__REQUIREMENT__: Copy the lines below with no changes, keeping every character and the order in which they appear.

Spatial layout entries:
----
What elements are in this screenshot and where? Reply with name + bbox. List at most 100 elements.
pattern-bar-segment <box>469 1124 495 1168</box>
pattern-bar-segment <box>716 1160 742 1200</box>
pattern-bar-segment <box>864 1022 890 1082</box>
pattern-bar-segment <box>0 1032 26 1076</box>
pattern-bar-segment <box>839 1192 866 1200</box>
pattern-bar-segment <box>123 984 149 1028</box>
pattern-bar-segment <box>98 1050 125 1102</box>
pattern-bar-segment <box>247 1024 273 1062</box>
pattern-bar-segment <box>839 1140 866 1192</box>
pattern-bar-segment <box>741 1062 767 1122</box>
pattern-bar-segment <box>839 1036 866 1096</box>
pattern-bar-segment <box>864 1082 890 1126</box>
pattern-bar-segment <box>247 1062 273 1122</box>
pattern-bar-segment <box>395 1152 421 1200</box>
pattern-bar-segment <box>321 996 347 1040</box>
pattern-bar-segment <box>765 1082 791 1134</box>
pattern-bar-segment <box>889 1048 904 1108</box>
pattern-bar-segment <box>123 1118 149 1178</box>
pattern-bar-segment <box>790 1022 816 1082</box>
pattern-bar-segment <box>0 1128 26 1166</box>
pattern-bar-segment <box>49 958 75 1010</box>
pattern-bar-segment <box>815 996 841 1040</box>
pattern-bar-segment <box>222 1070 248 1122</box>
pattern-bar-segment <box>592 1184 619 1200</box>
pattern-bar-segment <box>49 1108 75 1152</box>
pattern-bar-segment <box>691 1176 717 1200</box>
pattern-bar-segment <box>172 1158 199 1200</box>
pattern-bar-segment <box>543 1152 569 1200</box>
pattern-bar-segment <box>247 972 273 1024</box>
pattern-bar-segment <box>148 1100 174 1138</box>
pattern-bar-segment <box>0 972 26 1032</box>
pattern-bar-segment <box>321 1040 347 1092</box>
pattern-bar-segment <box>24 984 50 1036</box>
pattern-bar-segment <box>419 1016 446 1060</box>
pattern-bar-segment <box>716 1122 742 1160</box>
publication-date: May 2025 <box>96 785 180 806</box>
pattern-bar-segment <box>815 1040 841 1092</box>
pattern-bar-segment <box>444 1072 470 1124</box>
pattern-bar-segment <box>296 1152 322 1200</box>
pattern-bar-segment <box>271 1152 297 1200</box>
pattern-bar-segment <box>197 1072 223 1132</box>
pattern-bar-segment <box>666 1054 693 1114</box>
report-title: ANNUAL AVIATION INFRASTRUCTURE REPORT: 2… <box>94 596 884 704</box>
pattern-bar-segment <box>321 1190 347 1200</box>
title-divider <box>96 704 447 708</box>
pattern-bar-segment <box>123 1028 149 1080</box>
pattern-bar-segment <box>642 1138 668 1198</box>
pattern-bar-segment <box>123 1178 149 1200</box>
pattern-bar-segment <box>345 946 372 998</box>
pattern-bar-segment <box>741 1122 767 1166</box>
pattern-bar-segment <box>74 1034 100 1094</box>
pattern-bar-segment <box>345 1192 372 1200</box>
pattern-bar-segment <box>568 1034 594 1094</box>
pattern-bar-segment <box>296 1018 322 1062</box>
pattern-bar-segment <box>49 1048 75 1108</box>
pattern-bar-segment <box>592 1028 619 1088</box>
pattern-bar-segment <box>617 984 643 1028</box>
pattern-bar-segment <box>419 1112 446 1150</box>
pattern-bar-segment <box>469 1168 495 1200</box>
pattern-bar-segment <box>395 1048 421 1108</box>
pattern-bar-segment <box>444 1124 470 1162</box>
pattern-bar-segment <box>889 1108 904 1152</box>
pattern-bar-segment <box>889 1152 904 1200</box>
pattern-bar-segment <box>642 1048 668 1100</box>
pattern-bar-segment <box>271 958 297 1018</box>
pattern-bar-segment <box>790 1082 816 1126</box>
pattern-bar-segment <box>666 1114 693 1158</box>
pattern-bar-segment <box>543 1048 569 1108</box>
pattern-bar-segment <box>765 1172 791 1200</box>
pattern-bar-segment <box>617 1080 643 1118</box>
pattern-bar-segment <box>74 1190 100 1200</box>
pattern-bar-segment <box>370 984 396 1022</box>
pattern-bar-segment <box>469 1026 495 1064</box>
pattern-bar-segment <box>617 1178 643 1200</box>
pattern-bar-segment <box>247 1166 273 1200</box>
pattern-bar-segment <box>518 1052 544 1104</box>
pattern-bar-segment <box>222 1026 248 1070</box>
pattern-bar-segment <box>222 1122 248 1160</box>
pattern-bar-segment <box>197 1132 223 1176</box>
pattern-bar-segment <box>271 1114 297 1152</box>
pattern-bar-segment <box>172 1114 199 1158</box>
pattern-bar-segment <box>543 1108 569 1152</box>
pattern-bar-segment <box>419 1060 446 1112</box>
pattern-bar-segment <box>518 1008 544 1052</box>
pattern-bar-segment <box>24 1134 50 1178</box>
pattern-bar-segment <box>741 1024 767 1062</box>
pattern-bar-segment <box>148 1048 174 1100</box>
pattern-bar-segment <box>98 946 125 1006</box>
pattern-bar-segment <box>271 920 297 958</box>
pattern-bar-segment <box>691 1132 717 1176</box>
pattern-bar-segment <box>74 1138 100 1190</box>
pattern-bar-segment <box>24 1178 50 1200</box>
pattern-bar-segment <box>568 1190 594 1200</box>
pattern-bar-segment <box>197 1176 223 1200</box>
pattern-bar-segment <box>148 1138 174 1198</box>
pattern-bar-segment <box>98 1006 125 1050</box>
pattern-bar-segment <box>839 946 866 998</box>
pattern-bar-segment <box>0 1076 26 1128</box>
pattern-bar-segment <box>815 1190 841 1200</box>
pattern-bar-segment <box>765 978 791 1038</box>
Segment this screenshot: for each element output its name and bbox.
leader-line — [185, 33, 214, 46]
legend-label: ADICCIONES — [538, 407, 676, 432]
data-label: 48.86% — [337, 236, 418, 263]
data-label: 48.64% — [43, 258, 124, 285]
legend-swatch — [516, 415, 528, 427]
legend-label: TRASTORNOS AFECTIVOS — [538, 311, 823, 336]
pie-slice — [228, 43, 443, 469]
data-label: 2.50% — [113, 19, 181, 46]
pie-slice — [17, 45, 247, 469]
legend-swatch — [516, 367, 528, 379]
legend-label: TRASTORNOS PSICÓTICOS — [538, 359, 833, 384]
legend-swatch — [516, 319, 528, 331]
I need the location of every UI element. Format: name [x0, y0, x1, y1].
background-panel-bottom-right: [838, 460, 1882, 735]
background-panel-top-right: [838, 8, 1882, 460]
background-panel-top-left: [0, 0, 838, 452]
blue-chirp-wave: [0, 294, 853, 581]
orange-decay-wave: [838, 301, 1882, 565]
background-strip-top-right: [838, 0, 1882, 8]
----
__SOLVED EXERCISE__:
What elements are in this screenshot and where? Reply with name + bbox. List at most 100 elements.
pattern-bar-segment <box>469 1124 495 1168</box>
pattern-bar-segment <box>716 1160 742 1200</box>
pattern-bar-segment <box>864 1022 890 1082</box>
pattern-bar-segment <box>0 1032 26 1076</box>
pattern-bar-segment <box>839 1192 866 1200</box>
pattern-bar-segment <box>123 984 149 1028</box>
pattern-bar-segment <box>98 1050 125 1102</box>
pattern-bar-segment <box>247 1024 273 1062</box>
pattern-bar-segment <box>839 1140 866 1192</box>
pattern-bar-segment <box>741 1062 767 1122</box>
pattern-bar-segment <box>839 1036 866 1096</box>
pattern-bar-segment <box>864 1082 890 1126</box>
pattern-bar-segment <box>247 1062 273 1122</box>
pattern-bar-segment <box>395 1152 421 1200</box>
pattern-bar-segment <box>321 996 347 1040</box>
pattern-bar-segment <box>765 1082 791 1134</box>
pattern-bar-segment <box>889 1048 904 1108</box>
pattern-bar-segment <box>123 1118 149 1178</box>
pattern-bar-segment <box>790 1022 816 1082</box>
pattern-bar-segment <box>0 1128 26 1166</box>
pattern-bar-segment <box>49 958 75 1010</box>
pattern-bar-segment <box>815 996 841 1040</box>
pattern-bar-segment <box>222 1070 248 1122</box>
pattern-bar-segment <box>592 1184 619 1200</box>
pattern-bar-segment <box>49 1108 75 1152</box>
pattern-bar-segment <box>691 1176 717 1200</box>
pattern-bar-segment <box>172 1158 199 1200</box>
pattern-bar-segment <box>543 1152 569 1200</box>
pattern-bar-segment <box>247 972 273 1024</box>
pattern-bar-segment <box>148 1100 174 1138</box>
pattern-bar-segment <box>0 972 26 1032</box>
pattern-bar-segment <box>321 1040 347 1092</box>
pattern-bar-segment <box>24 984 50 1036</box>
pattern-bar-segment <box>419 1016 446 1060</box>
pattern-bar-segment <box>716 1122 742 1160</box>
publication-date: May 2025 <box>96 785 180 806</box>
pattern-bar-segment <box>815 1040 841 1092</box>
pattern-bar-segment <box>444 1072 470 1124</box>
pattern-bar-segment <box>296 1152 322 1200</box>
pattern-bar-segment <box>271 1152 297 1200</box>
pattern-bar-segment <box>197 1072 223 1132</box>
pattern-bar-segment <box>666 1054 693 1114</box>
report-title: ANNUAL AVIATION INFRASTRUCTURE REPORT: 2… <box>94 596 884 704</box>
pattern-bar-segment <box>321 1190 347 1200</box>
title-divider <box>96 704 447 708</box>
pattern-bar-segment <box>123 1028 149 1080</box>
pattern-bar-segment <box>642 1138 668 1198</box>
pattern-bar-segment <box>123 1178 149 1200</box>
pattern-bar-segment <box>345 946 372 998</box>
pattern-bar-segment <box>741 1122 767 1166</box>
pattern-bar-segment <box>74 1034 100 1094</box>
pattern-bar-segment <box>345 1192 372 1200</box>
pattern-bar-segment <box>568 1034 594 1094</box>
pattern-bar-segment <box>296 1018 322 1062</box>
pattern-bar-segment <box>49 1048 75 1108</box>
pattern-bar-segment <box>592 1028 619 1088</box>
pattern-bar-segment <box>617 984 643 1028</box>
pattern-bar-segment <box>419 1112 446 1150</box>
pattern-bar-segment <box>469 1168 495 1200</box>
pattern-bar-segment <box>395 1048 421 1108</box>
pattern-bar-segment <box>444 1124 470 1162</box>
pattern-bar-segment <box>889 1108 904 1152</box>
pattern-bar-segment <box>889 1152 904 1200</box>
pattern-bar-segment <box>642 1048 668 1100</box>
pattern-bar-segment <box>271 958 297 1018</box>
pattern-bar-segment <box>790 1082 816 1126</box>
pattern-bar-segment <box>666 1114 693 1158</box>
pattern-bar-segment <box>543 1048 569 1108</box>
pattern-bar-segment <box>765 1172 791 1200</box>
pattern-bar-segment <box>617 1080 643 1118</box>
pattern-bar-segment <box>74 1190 100 1200</box>
pattern-bar-segment <box>370 984 396 1022</box>
pattern-bar-segment <box>469 1026 495 1064</box>
pattern-bar-segment <box>617 1178 643 1200</box>
pattern-bar-segment <box>247 1166 273 1200</box>
pattern-bar-segment <box>518 1052 544 1104</box>
pattern-bar-segment <box>222 1026 248 1070</box>
pattern-bar-segment <box>222 1122 248 1160</box>
pattern-bar-segment <box>197 1132 223 1176</box>
pattern-bar-segment <box>271 1114 297 1152</box>
pattern-bar-segment <box>172 1114 199 1158</box>
pattern-bar-segment <box>543 1108 569 1152</box>
pattern-bar-segment <box>419 1060 446 1112</box>
pattern-bar-segment <box>518 1008 544 1052</box>
pattern-bar-segment <box>24 1134 50 1178</box>
pattern-bar-segment <box>741 1024 767 1062</box>
pattern-bar-segment <box>148 1048 174 1100</box>
pattern-bar-segment <box>98 946 125 1006</box>
pattern-bar-segment <box>271 920 297 958</box>
pattern-bar-segment <box>691 1132 717 1176</box>
pattern-bar-segment <box>74 1138 100 1190</box>
pattern-bar-segment <box>24 1178 50 1200</box>
pattern-bar-segment <box>568 1190 594 1200</box>
pattern-bar-segment <box>197 1176 223 1200</box>
pattern-bar-segment <box>148 1138 174 1198</box>
pattern-bar-segment <box>98 1006 125 1050</box>
pattern-bar-segment <box>839 946 866 998</box>
pattern-bar-segment <box>0 1076 26 1128</box>
pattern-bar-segment <box>815 1190 841 1200</box>
pattern-bar-segment <box>765 978 791 1038</box>
Segment this screenshot: for each element output its name and bbox.
leader-line — [185, 33, 214, 46]
legend-label: ADICCIONES — [538, 407, 676, 432]
data-label: 48.86% — [337, 236, 418, 263]
data-label: 48.64% — [43, 258, 124, 285]
legend-swatch — [516, 415, 528, 427]
legend-label: TRASTORNOS AFECTIVOS — [538, 311, 823, 336]
pie-slice — [228, 43, 443, 469]
data-label: 2.50% — [113, 19, 181, 46]
pie-slice — [17, 45, 247, 469]
legend-swatch — [516, 367, 528, 379]
legend-label: TRASTORNOS PSICÓTICOS — [538, 359, 833, 384]
legend-swatch — [516, 319, 528, 331]
I need the location of every UI element. Format: name [x0, y0, x1, y1].
background-panel-bottom-right: [838, 460, 1882, 735]
background-panel-top-right: [838, 8, 1882, 460]
background-panel-top-left: [0, 0, 838, 452]
blue-chirp-wave: [0, 294, 853, 581]
orange-decay-wave: [838, 301, 1882, 565]
background-strip-top-right: [838, 0, 1882, 8]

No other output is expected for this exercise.